**STATED PROBLEM**
Copy every line of the data below without changing anything.

**LISTED ENTRIES**
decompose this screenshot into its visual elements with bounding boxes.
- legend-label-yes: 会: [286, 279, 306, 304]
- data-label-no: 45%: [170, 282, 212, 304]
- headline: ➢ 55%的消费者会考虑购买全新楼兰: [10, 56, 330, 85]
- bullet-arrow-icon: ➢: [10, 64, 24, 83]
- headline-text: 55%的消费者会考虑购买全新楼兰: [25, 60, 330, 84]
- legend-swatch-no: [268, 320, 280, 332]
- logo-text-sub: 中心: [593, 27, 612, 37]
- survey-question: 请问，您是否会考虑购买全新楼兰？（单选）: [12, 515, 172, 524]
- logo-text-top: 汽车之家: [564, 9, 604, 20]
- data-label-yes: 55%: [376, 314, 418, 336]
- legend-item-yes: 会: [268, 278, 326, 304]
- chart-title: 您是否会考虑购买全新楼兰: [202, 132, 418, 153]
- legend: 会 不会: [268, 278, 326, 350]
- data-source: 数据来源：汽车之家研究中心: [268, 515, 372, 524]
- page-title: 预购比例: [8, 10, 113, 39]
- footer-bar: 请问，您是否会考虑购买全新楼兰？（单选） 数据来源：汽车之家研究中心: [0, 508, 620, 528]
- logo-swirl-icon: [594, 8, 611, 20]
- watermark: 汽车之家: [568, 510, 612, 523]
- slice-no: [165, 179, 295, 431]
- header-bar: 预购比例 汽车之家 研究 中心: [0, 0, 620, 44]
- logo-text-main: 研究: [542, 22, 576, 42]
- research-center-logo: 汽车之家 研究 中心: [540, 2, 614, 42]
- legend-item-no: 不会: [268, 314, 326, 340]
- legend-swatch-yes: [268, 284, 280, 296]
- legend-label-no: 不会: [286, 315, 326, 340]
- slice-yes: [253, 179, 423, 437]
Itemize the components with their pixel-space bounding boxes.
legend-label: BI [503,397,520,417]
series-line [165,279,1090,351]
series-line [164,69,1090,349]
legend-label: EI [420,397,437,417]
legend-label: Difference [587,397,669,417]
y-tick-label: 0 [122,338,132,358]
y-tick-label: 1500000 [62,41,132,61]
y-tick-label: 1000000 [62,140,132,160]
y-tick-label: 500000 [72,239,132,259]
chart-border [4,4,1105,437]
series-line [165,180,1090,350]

**SOLUTION FOR THIS PROBLEM**
decompose this screenshot into its visual elements with bounding boxes.
- legend-label-yes: 会: [286, 279, 306, 304]
- data-label-no: 45%: [170, 282, 212, 304]
- headline: ➢ 55%的消费者会考虑购买全新楼兰: [10, 56, 330, 85]
- bullet-arrow-icon: ➢: [10, 64, 24, 83]
- headline-text: 55%的消费者会考虑购买全新楼兰: [25, 60, 330, 84]
- legend-swatch-no: [268, 320, 280, 332]
- logo-text-sub: 中心: [593, 27, 612, 37]
- survey-question: 请问，您是否会考虑购买全新楼兰？（单选）: [12, 515, 172, 524]
- logo-text-top: 汽车之家: [564, 9, 604, 20]
- data-label-yes: 55%: [376, 314, 418, 336]
- legend-item-yes: 会: [268, 278, 326, 304]
- chart-title: 您是否会考虑购买全新楼兰: [202, 132, 418, 153]
- legend: 会 不会: [268, 278, 326, 350]
- data-source: 数据来源：汽车之家研究中心: [268, 515, 372, 524]
- page-title: 预购比例: [8, 10, 113, 39]
- footer-bar: 请问，您是否会考虑购买全新楼兰？（单选） 数据来源：汽车之家研究中心: [0, 508, 620, 528]
- logo-swirl-icon: [594, 8, 611, 20]
- watermark: 汽车之家: [568, 510, 612, 523]
- slice-no: [165, 179, 295, 431]
- header-bar: 预购比例 汽车之家 研究 中心: [0, 0, 620, 44]
- logo-text-main: 研究: [542, 22, 576, 42]
- research-center-logo: 汽车之家 研究 中心: [540, 2, 614, 42]
- legend-item-no: 不会: [268, 314, 326, 340]
- legend-swatch-yes: [268, 284, 280, 296]
- legend-label-no: 不会: [286, 315, 326, 340]
- slice-yes: [253, 179, 423, 437]
Itemize the components with their pixel-space bounding boxes.
legend-label: BI [503,397,520,417]
series-line [165,279,1090,351]
series-line [164,69,1090,349]
legend-label: EI [420,397,437,417]
legend-label: Difference [587,397,669,417]
y-tick-label: 0 [122,338,132,358]
y-tick-label: 1500000 [62,41,132,61]
y-tick-label: 1000000 [62,140,132,160]
y-tick-label: 500000 [72,239,132,259]
chart-border [4,4,1105,437]
series-line [165,180,1090,350]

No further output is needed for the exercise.